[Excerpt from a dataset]
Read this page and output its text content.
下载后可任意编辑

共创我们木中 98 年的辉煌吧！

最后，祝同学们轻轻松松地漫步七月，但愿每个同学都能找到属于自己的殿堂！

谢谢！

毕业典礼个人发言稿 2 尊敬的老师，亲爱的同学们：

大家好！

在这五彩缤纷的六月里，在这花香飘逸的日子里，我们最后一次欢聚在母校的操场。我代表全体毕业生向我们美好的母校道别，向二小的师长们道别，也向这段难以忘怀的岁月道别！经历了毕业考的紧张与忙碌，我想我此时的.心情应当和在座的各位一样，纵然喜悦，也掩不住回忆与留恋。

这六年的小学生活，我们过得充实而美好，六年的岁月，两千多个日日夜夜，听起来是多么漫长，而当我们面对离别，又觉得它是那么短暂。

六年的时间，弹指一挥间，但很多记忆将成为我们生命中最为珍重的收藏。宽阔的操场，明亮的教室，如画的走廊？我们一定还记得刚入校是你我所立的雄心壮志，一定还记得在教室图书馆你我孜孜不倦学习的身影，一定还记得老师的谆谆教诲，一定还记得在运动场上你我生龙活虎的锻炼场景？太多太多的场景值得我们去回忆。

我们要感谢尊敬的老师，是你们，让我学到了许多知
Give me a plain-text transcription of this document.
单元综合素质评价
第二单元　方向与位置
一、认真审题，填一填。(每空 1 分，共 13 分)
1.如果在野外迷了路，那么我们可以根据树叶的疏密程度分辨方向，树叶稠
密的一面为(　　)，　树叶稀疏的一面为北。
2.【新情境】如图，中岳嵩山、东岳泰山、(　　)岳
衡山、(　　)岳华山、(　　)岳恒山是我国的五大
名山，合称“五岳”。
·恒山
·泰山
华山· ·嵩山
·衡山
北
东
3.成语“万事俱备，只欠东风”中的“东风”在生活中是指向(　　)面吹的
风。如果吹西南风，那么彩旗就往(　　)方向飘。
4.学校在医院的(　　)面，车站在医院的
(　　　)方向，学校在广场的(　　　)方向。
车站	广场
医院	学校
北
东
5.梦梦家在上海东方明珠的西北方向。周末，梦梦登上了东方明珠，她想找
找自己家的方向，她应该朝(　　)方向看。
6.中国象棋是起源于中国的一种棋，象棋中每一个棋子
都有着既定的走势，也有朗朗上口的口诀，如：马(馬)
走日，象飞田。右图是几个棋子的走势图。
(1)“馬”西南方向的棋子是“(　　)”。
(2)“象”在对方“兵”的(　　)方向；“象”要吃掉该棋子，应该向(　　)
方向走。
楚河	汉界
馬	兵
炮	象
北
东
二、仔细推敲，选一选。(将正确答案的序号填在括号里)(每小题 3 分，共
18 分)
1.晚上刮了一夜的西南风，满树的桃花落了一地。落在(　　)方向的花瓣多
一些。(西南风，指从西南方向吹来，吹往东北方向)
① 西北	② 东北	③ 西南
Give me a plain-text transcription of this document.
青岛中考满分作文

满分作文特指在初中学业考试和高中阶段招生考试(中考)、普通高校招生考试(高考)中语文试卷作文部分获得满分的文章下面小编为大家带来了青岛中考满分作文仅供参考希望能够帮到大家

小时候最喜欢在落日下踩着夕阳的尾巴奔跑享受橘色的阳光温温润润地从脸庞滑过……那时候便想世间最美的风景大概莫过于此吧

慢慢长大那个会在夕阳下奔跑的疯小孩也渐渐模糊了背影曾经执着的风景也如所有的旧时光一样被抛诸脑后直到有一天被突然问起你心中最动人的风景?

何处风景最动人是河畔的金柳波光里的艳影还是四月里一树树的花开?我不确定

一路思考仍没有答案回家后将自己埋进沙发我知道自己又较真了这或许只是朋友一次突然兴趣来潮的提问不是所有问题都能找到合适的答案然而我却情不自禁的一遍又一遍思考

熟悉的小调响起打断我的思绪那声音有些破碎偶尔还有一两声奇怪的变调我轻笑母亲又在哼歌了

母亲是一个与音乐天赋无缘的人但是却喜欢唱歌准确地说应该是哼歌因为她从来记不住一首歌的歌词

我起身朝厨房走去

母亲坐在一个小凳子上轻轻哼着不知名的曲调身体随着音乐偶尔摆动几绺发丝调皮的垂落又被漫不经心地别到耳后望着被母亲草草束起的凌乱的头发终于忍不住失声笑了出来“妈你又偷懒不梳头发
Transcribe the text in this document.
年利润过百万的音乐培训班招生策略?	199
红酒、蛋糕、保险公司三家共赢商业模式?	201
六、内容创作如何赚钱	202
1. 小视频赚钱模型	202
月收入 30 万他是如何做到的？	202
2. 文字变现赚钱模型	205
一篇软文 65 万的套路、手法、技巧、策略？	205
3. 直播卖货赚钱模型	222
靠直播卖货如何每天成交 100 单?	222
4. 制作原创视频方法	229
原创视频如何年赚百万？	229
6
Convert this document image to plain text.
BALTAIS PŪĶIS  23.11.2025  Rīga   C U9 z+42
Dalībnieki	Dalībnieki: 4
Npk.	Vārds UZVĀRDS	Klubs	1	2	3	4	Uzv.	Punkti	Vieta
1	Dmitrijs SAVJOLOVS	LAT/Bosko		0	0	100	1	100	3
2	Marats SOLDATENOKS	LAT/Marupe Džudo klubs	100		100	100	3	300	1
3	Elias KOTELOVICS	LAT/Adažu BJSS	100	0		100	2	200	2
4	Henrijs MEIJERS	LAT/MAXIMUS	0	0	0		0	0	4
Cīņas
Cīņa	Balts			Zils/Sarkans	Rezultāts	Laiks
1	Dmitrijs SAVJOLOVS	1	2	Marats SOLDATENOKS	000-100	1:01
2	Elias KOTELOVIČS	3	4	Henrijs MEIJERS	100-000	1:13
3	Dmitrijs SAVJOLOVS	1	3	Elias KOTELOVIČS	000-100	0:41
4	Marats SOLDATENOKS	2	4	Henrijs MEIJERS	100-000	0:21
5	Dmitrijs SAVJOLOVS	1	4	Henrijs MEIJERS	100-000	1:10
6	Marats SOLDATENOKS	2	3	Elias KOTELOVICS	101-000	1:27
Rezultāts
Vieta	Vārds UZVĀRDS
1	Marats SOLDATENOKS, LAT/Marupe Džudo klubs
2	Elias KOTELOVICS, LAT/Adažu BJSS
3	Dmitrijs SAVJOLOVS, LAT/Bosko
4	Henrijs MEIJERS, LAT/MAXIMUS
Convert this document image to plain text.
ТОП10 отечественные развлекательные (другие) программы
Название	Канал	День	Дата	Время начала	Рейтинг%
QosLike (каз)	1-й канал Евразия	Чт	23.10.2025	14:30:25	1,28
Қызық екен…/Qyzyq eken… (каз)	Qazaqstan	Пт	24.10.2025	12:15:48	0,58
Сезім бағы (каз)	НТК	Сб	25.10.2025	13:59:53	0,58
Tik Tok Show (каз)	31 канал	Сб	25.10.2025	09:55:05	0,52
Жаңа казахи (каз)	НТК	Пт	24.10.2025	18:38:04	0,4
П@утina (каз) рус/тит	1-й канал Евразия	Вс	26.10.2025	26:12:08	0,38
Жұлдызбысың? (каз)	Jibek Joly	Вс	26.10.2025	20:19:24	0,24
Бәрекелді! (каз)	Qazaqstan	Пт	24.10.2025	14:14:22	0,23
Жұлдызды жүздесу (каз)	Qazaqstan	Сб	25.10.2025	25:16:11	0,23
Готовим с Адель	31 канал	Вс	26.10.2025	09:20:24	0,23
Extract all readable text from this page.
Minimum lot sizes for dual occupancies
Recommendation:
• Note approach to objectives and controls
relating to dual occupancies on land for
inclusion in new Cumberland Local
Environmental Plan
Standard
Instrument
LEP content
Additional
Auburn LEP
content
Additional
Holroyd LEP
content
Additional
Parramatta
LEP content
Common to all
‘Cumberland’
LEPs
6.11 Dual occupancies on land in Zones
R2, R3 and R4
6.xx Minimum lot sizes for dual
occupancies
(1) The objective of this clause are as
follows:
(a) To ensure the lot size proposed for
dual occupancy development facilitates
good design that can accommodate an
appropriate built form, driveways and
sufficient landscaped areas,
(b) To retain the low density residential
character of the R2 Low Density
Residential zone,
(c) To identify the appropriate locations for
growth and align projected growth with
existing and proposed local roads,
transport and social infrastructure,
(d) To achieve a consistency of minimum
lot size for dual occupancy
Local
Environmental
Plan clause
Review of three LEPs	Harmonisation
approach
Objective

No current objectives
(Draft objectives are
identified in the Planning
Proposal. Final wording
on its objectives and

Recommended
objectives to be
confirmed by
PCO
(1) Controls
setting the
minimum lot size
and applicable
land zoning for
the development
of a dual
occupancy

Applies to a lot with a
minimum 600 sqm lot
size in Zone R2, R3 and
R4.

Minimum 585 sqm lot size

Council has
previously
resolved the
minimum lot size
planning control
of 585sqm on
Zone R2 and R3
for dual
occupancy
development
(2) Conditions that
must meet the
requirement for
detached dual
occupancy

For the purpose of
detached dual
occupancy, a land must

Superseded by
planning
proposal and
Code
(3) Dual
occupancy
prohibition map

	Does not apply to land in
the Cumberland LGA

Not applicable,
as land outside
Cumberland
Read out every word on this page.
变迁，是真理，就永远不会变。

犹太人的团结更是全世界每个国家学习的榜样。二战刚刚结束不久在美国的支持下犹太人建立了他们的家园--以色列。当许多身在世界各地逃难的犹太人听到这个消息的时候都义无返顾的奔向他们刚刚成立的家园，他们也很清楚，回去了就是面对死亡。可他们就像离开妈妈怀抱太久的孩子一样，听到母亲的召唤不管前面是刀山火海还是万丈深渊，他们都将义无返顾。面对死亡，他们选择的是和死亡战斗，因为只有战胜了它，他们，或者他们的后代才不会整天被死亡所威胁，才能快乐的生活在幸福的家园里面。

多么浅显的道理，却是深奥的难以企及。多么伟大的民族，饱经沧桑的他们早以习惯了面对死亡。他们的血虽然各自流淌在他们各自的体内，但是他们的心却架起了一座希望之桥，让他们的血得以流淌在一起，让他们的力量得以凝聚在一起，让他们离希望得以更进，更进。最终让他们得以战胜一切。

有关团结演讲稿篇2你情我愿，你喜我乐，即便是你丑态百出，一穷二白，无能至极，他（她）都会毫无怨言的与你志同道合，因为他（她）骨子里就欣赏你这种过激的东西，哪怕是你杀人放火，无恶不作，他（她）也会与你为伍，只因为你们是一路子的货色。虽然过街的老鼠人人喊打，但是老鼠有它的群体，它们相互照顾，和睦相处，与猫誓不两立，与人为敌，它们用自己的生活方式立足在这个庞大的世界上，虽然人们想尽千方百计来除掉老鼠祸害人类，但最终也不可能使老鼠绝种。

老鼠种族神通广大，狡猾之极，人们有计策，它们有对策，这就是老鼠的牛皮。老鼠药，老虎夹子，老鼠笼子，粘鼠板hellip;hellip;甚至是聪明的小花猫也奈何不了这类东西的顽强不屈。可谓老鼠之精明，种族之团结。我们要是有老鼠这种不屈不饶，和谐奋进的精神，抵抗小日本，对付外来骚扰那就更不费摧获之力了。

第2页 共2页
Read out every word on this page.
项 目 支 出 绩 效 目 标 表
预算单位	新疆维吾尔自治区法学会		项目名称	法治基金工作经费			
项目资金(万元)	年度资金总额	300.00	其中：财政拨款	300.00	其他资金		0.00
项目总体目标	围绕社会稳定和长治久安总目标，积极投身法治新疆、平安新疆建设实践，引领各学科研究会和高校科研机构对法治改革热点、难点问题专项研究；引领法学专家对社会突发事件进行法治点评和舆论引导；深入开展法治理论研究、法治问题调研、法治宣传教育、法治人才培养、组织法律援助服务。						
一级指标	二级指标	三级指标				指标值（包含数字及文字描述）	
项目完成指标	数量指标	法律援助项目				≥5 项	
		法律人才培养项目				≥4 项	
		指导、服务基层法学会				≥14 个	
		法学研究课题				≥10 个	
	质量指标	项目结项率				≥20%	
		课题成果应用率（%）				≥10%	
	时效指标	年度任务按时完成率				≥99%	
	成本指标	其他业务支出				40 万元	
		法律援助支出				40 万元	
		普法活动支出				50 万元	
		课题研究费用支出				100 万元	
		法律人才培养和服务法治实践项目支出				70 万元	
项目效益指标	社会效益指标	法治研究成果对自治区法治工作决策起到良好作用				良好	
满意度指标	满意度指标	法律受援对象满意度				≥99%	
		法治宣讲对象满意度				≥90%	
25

- _WRITTEN TASK_
Only lines with the word "occupancies" should be collected from the material.

- _EXPECTED ANSWER_
Minimum lot sizes for dual occupancies
relating to dual occupancies on land for
6.11 Dual occupancies on land in Zones
occupancies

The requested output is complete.